* START DATA SUPPLIED *
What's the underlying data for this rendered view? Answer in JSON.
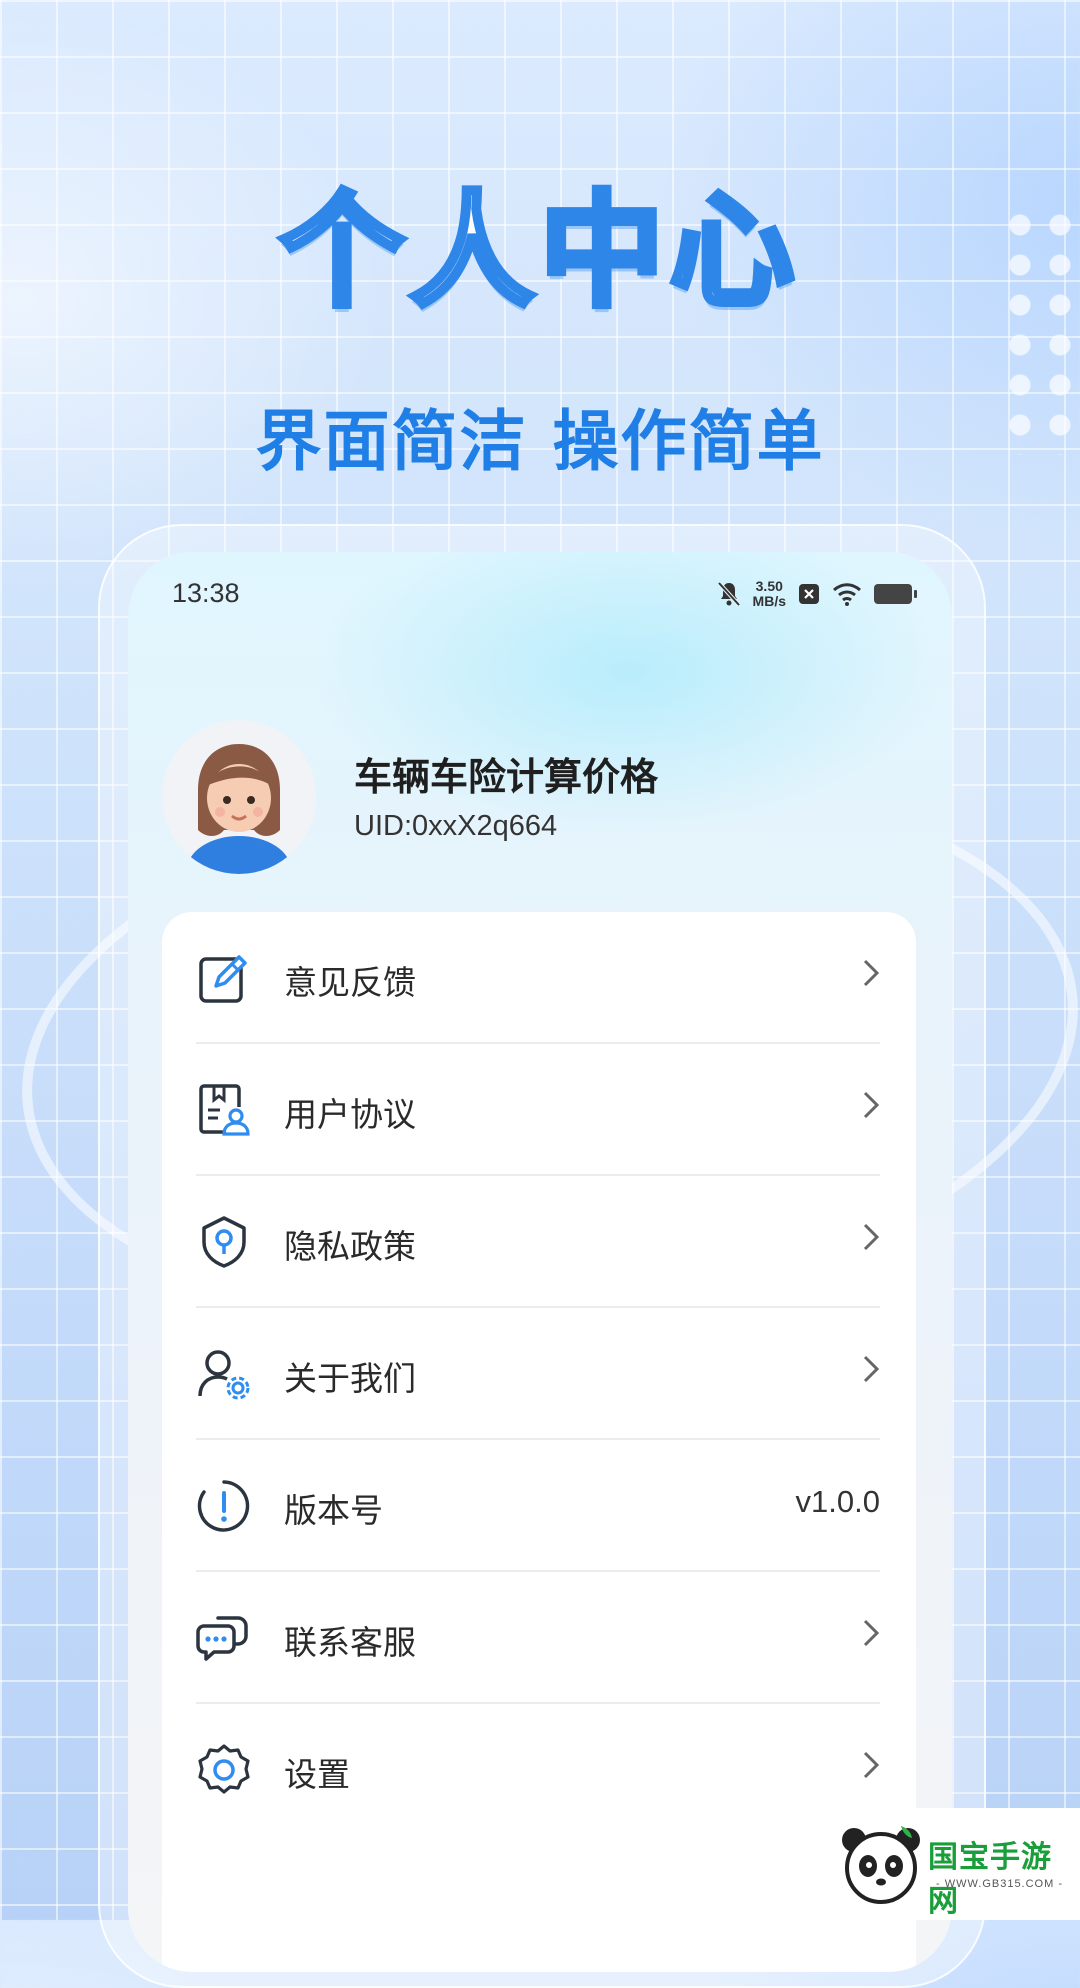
{
  "hero": {
    "title": "个人中心",
    "subtitle": "界面简洁 操作简单"
  },
  "status_bar": {
    "time": "13:38",
    "net_speed_value": "3.50",
    "net_speed_unit": "MB/s",
    "icons": [
      "mute-bell-icon",
      "close-box-icon",
      "wifi-icon",
      "battery-icon"
    ]
  },
  "profile": {
    "name": "车辆车险计算价格",
    "uid": "UID:0xxX2q664"
  },
  "menu": {
    "items": [
      {
        "label": "意见反馈",
        "icon": "feedback-edit-icon"
      },
      {
        "label": "用户协议",
        "icon": "user-agreement-icon"
      },
      {
        "label": "隐私政策",
        "icon": "privacy-shield-icon"
      },
      {
        "label": "关于我们",
        "icon": "about-us-icon"
      },
      {
        "label": "版本号",
        "icon": "info-exclamation-icon",
        "value": "v1.0.0"
      },
      {
        "label": "联系客服",
        "icon": "chat-bubble-icon"
      },
      {
        "label": "设置",
        "icon": "settings-gear-icon"
      }
    ]
  },
  "watermark": {
    "brand": "国宝手游网",
    "site": "- WWW.GB315.COM -"
  },
  "colors": {
    "accent": "#2e86e8",
    "subtitle": "#1f7fe6",
    "icon_blue": "#2f8cf0",
    "icon_dark": "#2c3440"
  }
}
* END DATA SUPPLIED *
» **WHAT YOU SHOULD DO**
Leave out the pictures and transcribe the entries above exactly.

» **SOLUTION**
What's the underlying data for this rendered view? Answer in JSON.
{
  "hero": {
    "title": "个人中心",
    "subtitle": "界面简洁 操作简单"
  },
  "status_bar": {
    "time": "13:38",
    "net_speed_value": "3.50",
    "net_speed_unit": "MB/s",
    "icons": [
      "mute-bell-icon",
      "close-box-icon",
      "wifi-icon",
      "battery-icon"
    ]
  },
  "profile": {
    "name": "车辆车险计算价格",
    "uid": "UID:0xxX2q664"
  },
  "menu": {
    "items": [
      {
        "label": "意见反馈",
        "icon": "feedback-edit-icon"
      },
      {
        "label": "用户协议",
        "icon": "user-agreement-icon"
      },
      {
        "label": "隐私政策",
        "icon": "privacy-shield-icon"
      },
      {
        "label": "关于我们",
        "icon": "about-us-icon"
      },
      {
        "label": "版本号",
        "icon": "info-exclamation-icon",
        "value": "v1.0.0"
      },
      {
        "label": "联系客服",
        "icon": "chat-bubble-icon"
      },
      {
        "label": "设置",
        "icon": "settings-gear-icon"
      }
    ]
  },
  "watermark": {
    "brand": "国宝手游网",
    "site": "- WWW.GB315.COM -"
  },
  "colors": {
    "accent": "#2e86e8",
    "subtitle": "#1f7fe6",
    "icon_blue": "#2f8cf0",
    "icon_dark": "#2c3440"
  }
}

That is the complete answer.